→ **WRITTEN TASK 1**: The passage on disappointing dividends breaks the dividend scale actions into three categories. List each one with its count and percentage.
→ **WRITTEN TASK 2**:
Answer these from the passage on disappointing dividends:
(a) How many major insurance companies does the document cover?
(b) Over how many years does it track their actions?
(c) Roughly what share of the time did the carrier maintain or increase its dividend?

→ **PAGE TEXT**:
━━━━━━━━━━━━━━━━━━━━
The Strategy
disappointing dividends

One of our carriers released a document recently that summarized the dividend scale actions taken by nine major insurance companies on their participating whole life contracts over the last 31 years. While there was not one carrier that stood out above the rest and warrants specific mention, the overall trend in the data was compelling. There are six total categories, but really only three that matter: scale increases, decreases, and no change. Out of a total of 258 data points (279 less the 21 expected data points that were unavailable) we see the following:

 

  • Scale Increases - 48 (18.60%)
  • No change - 102 (39.53%)
  • Scale Decreases - 108 (41.86%)

 

I think the message in this depends on if you are a "glass half full" or "glass half empty" person: The carrier maintained or increased their dividend almost 60% of the time, while decreasing roughly 40% of the time. Regardless of your outlook on life, there is a clear message: decreasing 40% of the time means these policies, unless the unwitting beneficiary of excellent timing, are going to underperform versus expectations. This is probably not news to most of us.
━━━━━━━━━━━━━━━━━━━━
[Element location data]

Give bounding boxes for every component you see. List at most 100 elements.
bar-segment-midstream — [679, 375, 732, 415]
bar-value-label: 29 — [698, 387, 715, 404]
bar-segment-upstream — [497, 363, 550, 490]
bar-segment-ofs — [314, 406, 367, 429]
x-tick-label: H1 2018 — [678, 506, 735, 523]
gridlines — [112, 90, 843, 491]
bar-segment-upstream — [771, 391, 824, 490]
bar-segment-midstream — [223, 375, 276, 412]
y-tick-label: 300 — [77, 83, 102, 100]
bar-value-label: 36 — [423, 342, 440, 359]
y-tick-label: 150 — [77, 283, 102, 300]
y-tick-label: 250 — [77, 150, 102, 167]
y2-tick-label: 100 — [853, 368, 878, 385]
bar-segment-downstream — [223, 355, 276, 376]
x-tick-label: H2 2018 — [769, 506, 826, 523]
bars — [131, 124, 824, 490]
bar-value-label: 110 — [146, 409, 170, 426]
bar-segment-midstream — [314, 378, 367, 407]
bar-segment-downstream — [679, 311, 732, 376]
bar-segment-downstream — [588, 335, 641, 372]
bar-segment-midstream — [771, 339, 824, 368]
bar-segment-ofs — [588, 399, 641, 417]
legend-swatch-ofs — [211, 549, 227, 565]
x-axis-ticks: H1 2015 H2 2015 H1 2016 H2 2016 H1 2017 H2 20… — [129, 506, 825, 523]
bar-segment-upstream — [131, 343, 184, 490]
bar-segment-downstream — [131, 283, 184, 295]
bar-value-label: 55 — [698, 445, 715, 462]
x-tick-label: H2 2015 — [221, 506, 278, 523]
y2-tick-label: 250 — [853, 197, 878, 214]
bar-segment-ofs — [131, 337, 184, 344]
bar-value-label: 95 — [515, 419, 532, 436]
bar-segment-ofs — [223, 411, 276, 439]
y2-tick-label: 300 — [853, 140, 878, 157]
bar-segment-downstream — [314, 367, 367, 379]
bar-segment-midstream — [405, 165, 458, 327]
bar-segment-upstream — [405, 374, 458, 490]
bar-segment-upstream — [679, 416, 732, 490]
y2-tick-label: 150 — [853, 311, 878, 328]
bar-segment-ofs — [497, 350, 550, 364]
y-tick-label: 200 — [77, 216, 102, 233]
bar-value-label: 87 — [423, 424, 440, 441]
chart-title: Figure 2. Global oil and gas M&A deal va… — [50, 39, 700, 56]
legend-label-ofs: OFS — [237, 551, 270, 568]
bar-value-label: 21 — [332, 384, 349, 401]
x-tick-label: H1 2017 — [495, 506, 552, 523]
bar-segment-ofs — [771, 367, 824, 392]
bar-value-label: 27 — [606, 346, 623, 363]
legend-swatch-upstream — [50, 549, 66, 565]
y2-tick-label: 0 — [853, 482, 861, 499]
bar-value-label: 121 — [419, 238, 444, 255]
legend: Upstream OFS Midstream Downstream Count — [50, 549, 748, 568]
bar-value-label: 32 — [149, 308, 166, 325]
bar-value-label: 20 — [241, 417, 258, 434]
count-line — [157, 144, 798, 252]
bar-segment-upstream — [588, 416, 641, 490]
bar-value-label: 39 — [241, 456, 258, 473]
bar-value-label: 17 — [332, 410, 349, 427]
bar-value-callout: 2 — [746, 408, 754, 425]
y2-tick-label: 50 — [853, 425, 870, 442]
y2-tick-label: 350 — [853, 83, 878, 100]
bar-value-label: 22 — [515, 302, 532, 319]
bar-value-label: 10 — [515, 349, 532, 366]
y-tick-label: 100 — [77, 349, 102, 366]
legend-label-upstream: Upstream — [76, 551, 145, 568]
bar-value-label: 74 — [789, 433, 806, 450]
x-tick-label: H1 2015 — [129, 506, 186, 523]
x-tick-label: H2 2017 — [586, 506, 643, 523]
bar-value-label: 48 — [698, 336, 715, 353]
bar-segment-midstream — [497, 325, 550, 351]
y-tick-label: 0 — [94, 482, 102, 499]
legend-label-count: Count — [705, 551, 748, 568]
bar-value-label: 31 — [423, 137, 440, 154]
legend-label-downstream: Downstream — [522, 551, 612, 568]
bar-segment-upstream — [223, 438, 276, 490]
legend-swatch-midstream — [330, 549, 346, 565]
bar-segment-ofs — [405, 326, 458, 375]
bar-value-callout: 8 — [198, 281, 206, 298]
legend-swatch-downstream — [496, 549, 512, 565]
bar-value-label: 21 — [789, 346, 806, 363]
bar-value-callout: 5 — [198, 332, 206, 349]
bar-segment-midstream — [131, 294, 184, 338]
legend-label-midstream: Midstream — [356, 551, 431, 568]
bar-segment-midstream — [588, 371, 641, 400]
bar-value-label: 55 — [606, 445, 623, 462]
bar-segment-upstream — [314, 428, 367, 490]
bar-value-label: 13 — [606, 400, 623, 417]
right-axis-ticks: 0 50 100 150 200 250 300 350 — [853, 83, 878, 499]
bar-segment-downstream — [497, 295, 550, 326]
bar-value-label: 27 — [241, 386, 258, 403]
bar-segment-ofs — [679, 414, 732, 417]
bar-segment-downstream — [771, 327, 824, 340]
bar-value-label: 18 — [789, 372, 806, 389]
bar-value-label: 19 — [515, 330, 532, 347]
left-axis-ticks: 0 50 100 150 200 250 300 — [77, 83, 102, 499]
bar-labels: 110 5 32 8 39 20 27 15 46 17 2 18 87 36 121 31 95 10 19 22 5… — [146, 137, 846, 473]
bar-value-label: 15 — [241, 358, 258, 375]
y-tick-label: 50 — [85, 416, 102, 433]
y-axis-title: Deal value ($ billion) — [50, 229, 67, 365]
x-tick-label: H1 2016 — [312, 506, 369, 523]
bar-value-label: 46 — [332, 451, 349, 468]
━━━━━━━━━━━━━━━━━━━━
→ **TASK RESULT 1**:
Scale Increases: 48 (18.60%)
No change: 102 (39.53%)
Scale Decreases: 108 (41.86%)

→ **TASK RESULT 2**:
(a) Nine
(b) 31 years
(c) Almost 60% of the time